SHORT EXERCISE -
Could you rewrite all of the entries below as a numbered list, skipping any blank lines and leaving the pictures out?

GIVEN INFORMATION -
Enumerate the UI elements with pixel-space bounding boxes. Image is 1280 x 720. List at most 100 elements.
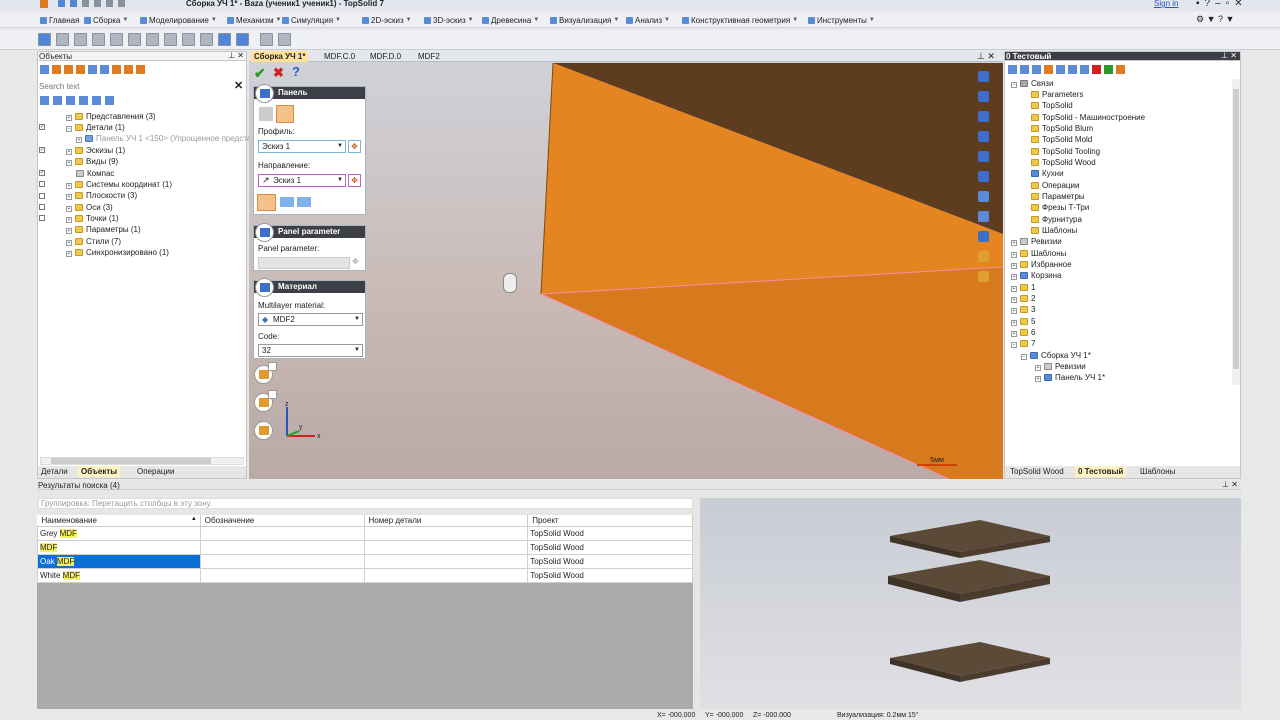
tree-item[interactable]: − Детали (1) <box>66 123 125 133</box>
tool-icon[interactable] <box>136 65 145 74</box>
tree-item[interactable]: Фрезы Т-Три <box>1031 203 1089 213</box>
zoom-icon[interactable] <box>978 211 989 222</box>
tab-operations[interactable]: Операции <box>134 466 177 477</box>
tree-item[interactable]: Параметры <box>1031 192 1085 202</box>
tree-item[interactable]: + Ревизии <box>1035 362 1086 372</box>
filter-icon[interactable] <box>79 96 88 105</box>
tree-item[interactable]: Компас <box>76 169 114 179</box>
qa-toolbar[interactable] <box>58 0 168 8</box>
tree-item[interactable]: TopSolid Blum <box>1031 124 1093 134</box>
table-row[interactable]: MDF TopSolid Wood <box>37 539 693 555</box>
parameter-select[interactable] <box>258 257 350 269</box>
tool-icon[interactable] <box>56 33 69 46</box>
tool-icon[interactable] <box>1056 65 1065 74</box>
tree-item[interactable]: + Панель УЧ 1* <box>1035 373 1105 383</box>
section-checkbox[interactable] <box>268 362 277 371</box>
tree-item[interactable]: + Плоскости (3) <box>66 191 137 201</box>
horizontal-scrollbar[interactable] <box>40 457 244 465</box>
column-header-part-number[interactable]: Номер детали <box>364 515 529 527</box>
render-icon[interactable] <box>978 271 989 282</box>
doc-tab[interactable]: MDF.D.0 <box>367 51 404 62</box>
tool-icon[interactable] <box>124 65 133 74</box>
tree-item[interactable]: + Параметры (1) <box>66 225 141 235</box>
filter-icon[interactable] <box>105 96 114 105</box>
tree-item[interactable]: − Связи <box>1011 79 1053 89</box>
menu-item-construction-geometry[interactable]: Конструктивная геометрия ▼ <box>682 14 798 26</box>
tab-test-project[interactable]: 0 Тестовый <box>1075 466 1127 477</box>
window-controls[interactable]: ▪?–▫✕ <box>1196 0 1248 9</box>
thickness-mode-icon[interactable] <box>297 197 311 207</box>
tree-item[interactable]: + Системы координат (1) <box>66 180 172 190</box>
checkbox[interactable]: ✓ <box>39 170 45 176</box>
tool-icon[interactable] <box>52 65 61 74</box>
filter-icon[interactable] <box>40 96 49 105</box>
tree-item[interactable]: TopSolid Wood <box>1031 158 1096 168</box>
menu-item-simulation[interactable]: Симуляция ▼ <box>282 14 341 26</box>
tree-item[interactable]: + Виды (9) <box>66 157 118 167</box>
tree-item[interactable]: + Панель УЧ 1 <150> (Упрощенное предста <box>76 134 251 144</box>
zoom-icon[interactable] <box>978 191 989 202</box>
tree-item[interactable]: Фурнитура <box>1031 215 1082 225</box>
tool-icon[interactable] <box>1044 65 1053 74</box>
help-icon[interactable]: ? <box>292 64 300 79</box>
tool-icon[interactable] <box>260 33 273 46</box>
menu-item-visualization[interactable]: Визуализация ▼ <box>550 14 619 26</box>
tool-icon[interactable] <box>112 65 121 74</box>
sign-in-link[interactable]: Sign in <box>1154 0 1178 8</box>
menu-item-analysis[interactable]: Анализ ▼ <box>626 14 670 26</box>
direction-select[interactable]: Эскиз 1 ↗ ▼ <box>258 174 346 187</box>
tree-item[interactable]: − Сборка УЧ 1* <box>1021 351 1091 361</box>
clear-search-icon[interactable]: ✕ <box>234 79 243 92</box>
tool-icon[interactable] <box>40 65 49 74</box>
tree-item[interactable]: +2 <box>1011 294 1035 304</box>
checkbox[interactable]: ✓ <box>39 147 45 153</box>
tool-icon[interactable] <box>218 33 231 46</box>
shape-mode-icon[interactable] <box>259 107 273 121</box>
tool-icon[interactable] <box>64 65 73 74</box>
3d-viewport[interactable]: Сборка УЧ 1* MDF.C.0 MDF.D.0 MDF2 ⊥ ✕ ✔ … <box>249 51 1003 479</box>
pin-close-icons[interactable]: ⊥ ✕ <box>1221 51 1237 60</box>
cancel-icon[interactable]: ✖ <box>273 65 284 81</box>
collapsed-section-icon[interactable] <box>254 421 273 440</box>
tool-icon[interactable] <box>74 33 87 46</box>
group-by-zone[interactable]: Группировка: Перетащить столбцы в эту зо… <box>38 498 693 509</box>
tree-item[interactable]: + Ревизии <box>1011 237 1062 247</box>
tool-icon[interactable] <box>236 33 249 46</box>
table-row[interactable]: Grey MDF TopSolid Wood <box>37 525 693 541</box>
close-doc-icon[interactable]: ⊥ ✕ <box>977 51 995 62</box>
section-checkbox[interactable] <box>268 390 277 399</box>
menu-item-wood[interactable]: Древесина ▼ <box>482 14 539 26</box>
tree-item[interactable]: + Точки (1) <box>66 214 119 224</box>
tree-item[interactable]: TopSolid - Машиностроение <box>1031 113 1145 123</box>
view-tool-icon[interactable] <box>978 111 989 122</box>
checkbox[interactable] <box>39 204 45 210</box>
column-header-designation[interactable]: Обозначение <box>200 515 365 527</box>
tree-item[interactable]: + Синхронизировано (1) <box>66 248 169 258</box>
tree-item[interactable]: Шаблоны <box>1031 226 1077 236</box>
view-tool-icon[interactable] <box>978 131 989 142</box>
tool-icon[interactable] <box>278 33 291 46</box>
tool-icon[interactable] <box>1116 65 1125 74</box>
tree-item[interactable]: +5 <box>1011 317 1035 327</box>
tab-objects[interactable]: Объекты <box>78 466 121 477</box>
render-icon[interactable] <box>978 251 989 262</box>
tab-topsolid-wood[interactable]: TopSolid Wood <box>1007 466 1067 477</box>
menu-item-home[interactable]: Главная <box>40 14 79 26</box>
tree-item[interactable]: +3 <box>1011 305 1035 315</box>
tool-icon[interactable] <box>1092 65 1101 74</box>
profile-select[interactable]: Эскиз 1 ▼ <box>258 140 346 153</box>
view-tool-icon[interactable] <box>978 151 989 162</box>
doc-tab[interactable]: MDF2 <box>415 51 443 62</box>
tree-item[interactable]: + Корзина <box>1011 271 1061 281</box>
tool-icon[interactable] <box>164 33 177 46</box>
tree-item[interactable]: TopSolid Tooling <box>1031 147 1100 157</box>
tree-item[interactable]: Операции <box>1031 181 1079 191</box>
menu-item-mechanism[interactable]: Механизм ▼ <box>227 14 281 26</box>
pick-parameter-icon[interactable]: ✥ <box>352 257 359 266</box>
code-select[interactable]: 32 ▼ <box>258 344 363 357</box>
tool-icon[interactable] <box>146 33 159 46</box>
tool-icon[interactable] <box>1008 65 1017 74</box>
shape-mode-active-icon[interactable] <box>276 105 294 123</box>
search-input[interactable] <box>38 80 234 92</box>
tab-details[interactable]: Детали <box>38 466 71 477</box>
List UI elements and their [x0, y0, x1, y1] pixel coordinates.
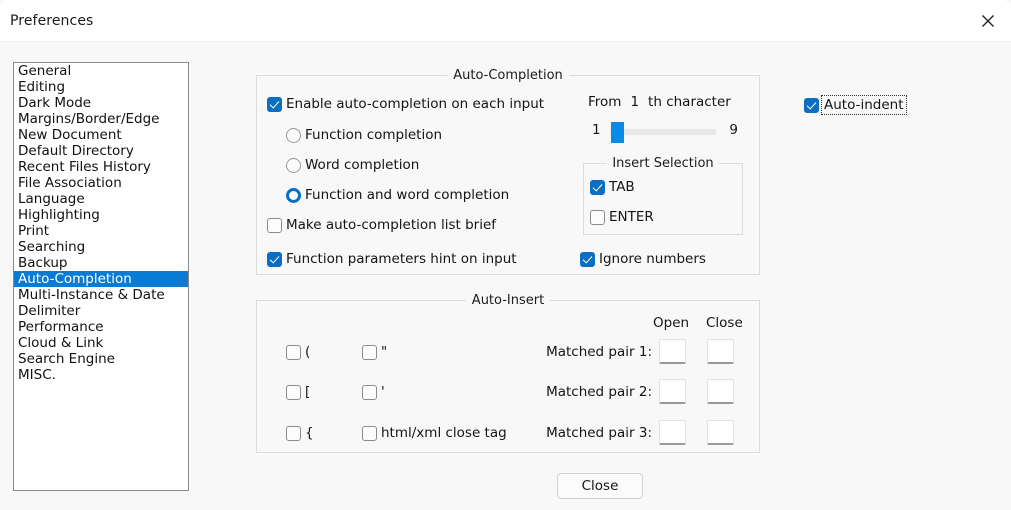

FULL OUTPUT -
1. Enumerate the UI elements with pixel-space bounding boxes. Image is 1280 x 720. List at most 100 elements.
2. tree-item[interactable]: − Детали (1) <box>66 123 125 133</box>
3. tool-icon[interactable] <box>136 65 145 74</box>
4. tree-item[interactable]: Фрезы Т-Три <box>1031 203 1089 213</box>
5. zoom-icon[interactable] <box>978 211 989 222</box>
6. tab-operations[interactable]: Операции <box>134 466 177 477</box>
7. tree-item[interactable]: Параметры <box>1031 192 1085 202</box>
8. tree-item[interactable]: + Ревизии <box>1035 362 1086 372</box>
9. filter-icon[interactable] <box>79 96 88 105</box>
10. tree-item[interactable]: Компас <box>76 169 114 179</box>
11. qa-toolbar[interactable] <box>58 0 168 8</box>
12. tree-item[interactable]: TopSolid Blum <box>1031 124 1093 134</box>
13. table-row[interactable]: MDF TopSolid Wood <box>37 539 693 555</box>
14. parameter-select[interactable] <box>258 257 350 269</box>
15. tool-icon[interactable] <box>56 33 69 46</box>
16. tool-icon[interactable] <box>1056 65 1065 74</box>
17. tree-item[interactable]: + Панель УЧ 1* <box>1035 373 1105 383</box>
18. section-checkbox[interactable] <box>268 362 277 371</box>
19. tree-item[interactable]: + Плоскости (3) <box>66 191 137 201</box>
20. horizontal-scrollbar[interactable] <box>40 457 244 465</box>
21. column-header-part-number[interactable]: Номер детали <box>364 515 529 527</box>
22. render-icon[interactable] <box>978 271 989 282</box>
23. doc-tab[interactable]: MDF.D.0 <box>367 51 404 62</box>
24. tool-icon[interactable] <box>124 65 133 74</box>
25. tree-item[interactable]: + Параметры (1) <box>66 225 141 235</box>
26. filter-icon[interactable] <box>105 96 114 105</box>
27. tree-item[interactable]: − Связи <box>1011 79 1053 89</box>
28. menu-item-construction-geometry[interactable]: Конструктивная геометрия ▼ <box>682 14 798 26</box>
29. tab-test-project[interactable]: 0 Тестовый <box>1075 466 1127 477</box>
30. window-controls[interactable]: ▪?–▫✕ <box>1196 0 1248 9</box>
31. thickness-mode-icon[interactable] <box>297 197 311 207</box>
32. tree-item[interactable]: + Системы координат (1) <box>66 180 172 190</box>
33. checkbox[interactable]: ✓ <box>39 170 45 176</box>
34. tool-icon[interactable] <box>52 65 61 74</box>
35. filter-icon[interactable] <box>40 96 49 105</box>
36. tree-item[interactable]: TopSolid Wood <box>1031 158 1096 168</box>
37. menu-item-simulation[interactable]: Симуляция ▼ <box>282 14 341 26</box>
38. tree-item[interactable]: + Виды (9) <box>66 157 118 167</box>
39. tree-item[interactable]: + Панель УЧ 1 <150> (Упрощенное предста <box>76 134 251 144</box>
40. zoom-icon[interactable] <box>978 191 989 202</box>
41. tree-item[interactable]: Фурнитура <box>1031 215 1082 225</box>
42. tool-icon[interactable] <box>1044 65 1053 74</box>
43. help-icon[interactable]: ? <box>292 64 300 79</box>
44. tool-icon[interactable] <box>260 33 273 46</box>
45. menu-item-visualization[interactable]: Визуализация ▼ <box>550 14 619 26</box>
46. tool-icon[interactable] <box>112 65 121 74</box>
47. sign-in-link[interactable]: Sign in <box>1154 0 1178 8</box>
48. menu-item-analysis[interactable]: Анализ ▼ <box>626 14 670 26</box>
49. direction-select[interactable]: Эскиз 1 ↗ ▼ <box>258 174 346 187</box>
50. tree-item[interactable]: − Сборка УЧ 1* <box>1021 351 1091 361</box>
51. clear-search-icon[interactable]: ✕ <box>234 79 243 92</box>
52. tool-icon[interactable] <box>40 65 49 74</box>
53. tree-item[interactable]: +2 <box>1011 294 1035 304</box>
54. checkbox[interactable]: ✓ <box>39 147 45 153</box>
55. tool-icon[interactable] <box>218 33 231 46</box>
56. shape-mode-icon[interactable] <box>259 107 273 121</box>
57. tool-icon[interactable] <box>64 65 73 74</box>
58. 3d-viewport[interactable]: Сборка УЧ 1* MDF.C.0 MDF.D.0 MDF2 ⊥ ✕ ✔ … <box>249 51 1003 479</box>
59. pin-close-icons[interactable]: ⊥ ✕ <box>1221 51 1237 60</box>
60. cancel-icon[interactable]: ✖ <box>273 65 284 81</box>
61. collapsed-section-icon[interactable] <box>254 421 273 440</box>
62. tool-icon[interactable] <box>74 33 87 46</box>
63. group-by-zone[interactable]: Группировка: Перетащить столбцы в эту зо… <box>38 498 693 509</box>
64. tree-item[interactable]: + Ревизии <box>1011 237 1062 247</box>
65. tool-icon[interactable] <box>236 33 249 46</box>
66. table-row[interactable]: Grey MDF TopSolid Wood <box>37 525 693 541</box>
67. close-doc-icon[interactable]: ⊥ ✕ <box>977 51 995 62</box>
68. section-checkbox[interactable] <box>268 390 277 399</box>
69. menu-item-wood[interactable]: Древесина ▼ <box>482 14 539 26</box>
70. tree-item[interactable]: + Точки (1) <box>66 214 119 224</box>
71. tree-item[interactable]: TopSolid - Машиностроение <box>1031 113 1145 123</box>
72. view-tool-icon[interactable] <box>978 111 989 122</box>
73. checkbox[interactable] <box>39 204 45 210</box>
74. column-header-designation[interactable]: Обозначение <box>200 515 365 527</box>
75. tree-item[interactable]: + Синхронизировано (1) <box>66 248 169 258</box>
76. tree-item[interactable]: Шаблоны <box>1031 226 1077 236</box>
77. view-tool-icon[interactable] <box>978 131 989 142</box>
78. tool-icon[interactable] <box>278 33 291 46</box>
79. tool-icon[interactable] <box>1116 65 1125 74</box>
80. tree-item[interactable]: +5 <box>1011 317 1035 327</box>
81. tab-objects[interactable]: Объекты <box>78 466 121 477</box>
82. render-icon[interactable] <box>978 251 989 262</box>
83. tab-topsolid-wood[interactable]: TopSolid Wood <box>1007 466 1067 477</box>
84. menu-item-home[interactable]: Главная <box>40 14 79 26</box>
85. tree-item[interactable]: +3 <box>1011 305 1035 315</box>
86. tool-icon[interactable] <box>1092 65 1101 74</box>
87. profile-select[interactable]: Эскиз 1 ▼ <box>258 140 346 153</box>
88. view-tool-icon[interactable] <box>978 151 989 162</box>
89. doc-tab[interactable]: MDF2 <box>415 51 443 62</box>
90. tree-item[interactable]: + Корзина <box>1011 271 1061 281</box>
91. tool-icon[interactable] <box>164 33 177 46</box>
92. tree-item[interactable]: TopSolid Tooling <box>1031 147 1100 157</box>
93. tree-item[interactable]: Операции <box>1031 181 1079 191</box>
94. menu-item-mechanism[interactable]: Механизм ▼ <box>227 14 281 26</box>
95. pick-parameter-icon[interactable]: ✥ <box>352 257 359 266</box>
96. code-select[interactable]: 32 ▼ <box>258 344 363 357</box>
97. tool-icon[interactable] <box>146 33 159 46</box>
98. tool-icon[interactable] <box>1008 65 1017 74</box>
99. shape-mode-active-icon[interactable] <box>276 105 294 123</box>
100. search-input[interactable] <box>38 80 234 92</box>
101. tab-details[interactable]: Детали <box>38 466 71 477</box>
102. List UI elements and their [x0, y0, x1, y1] pixel coordinates.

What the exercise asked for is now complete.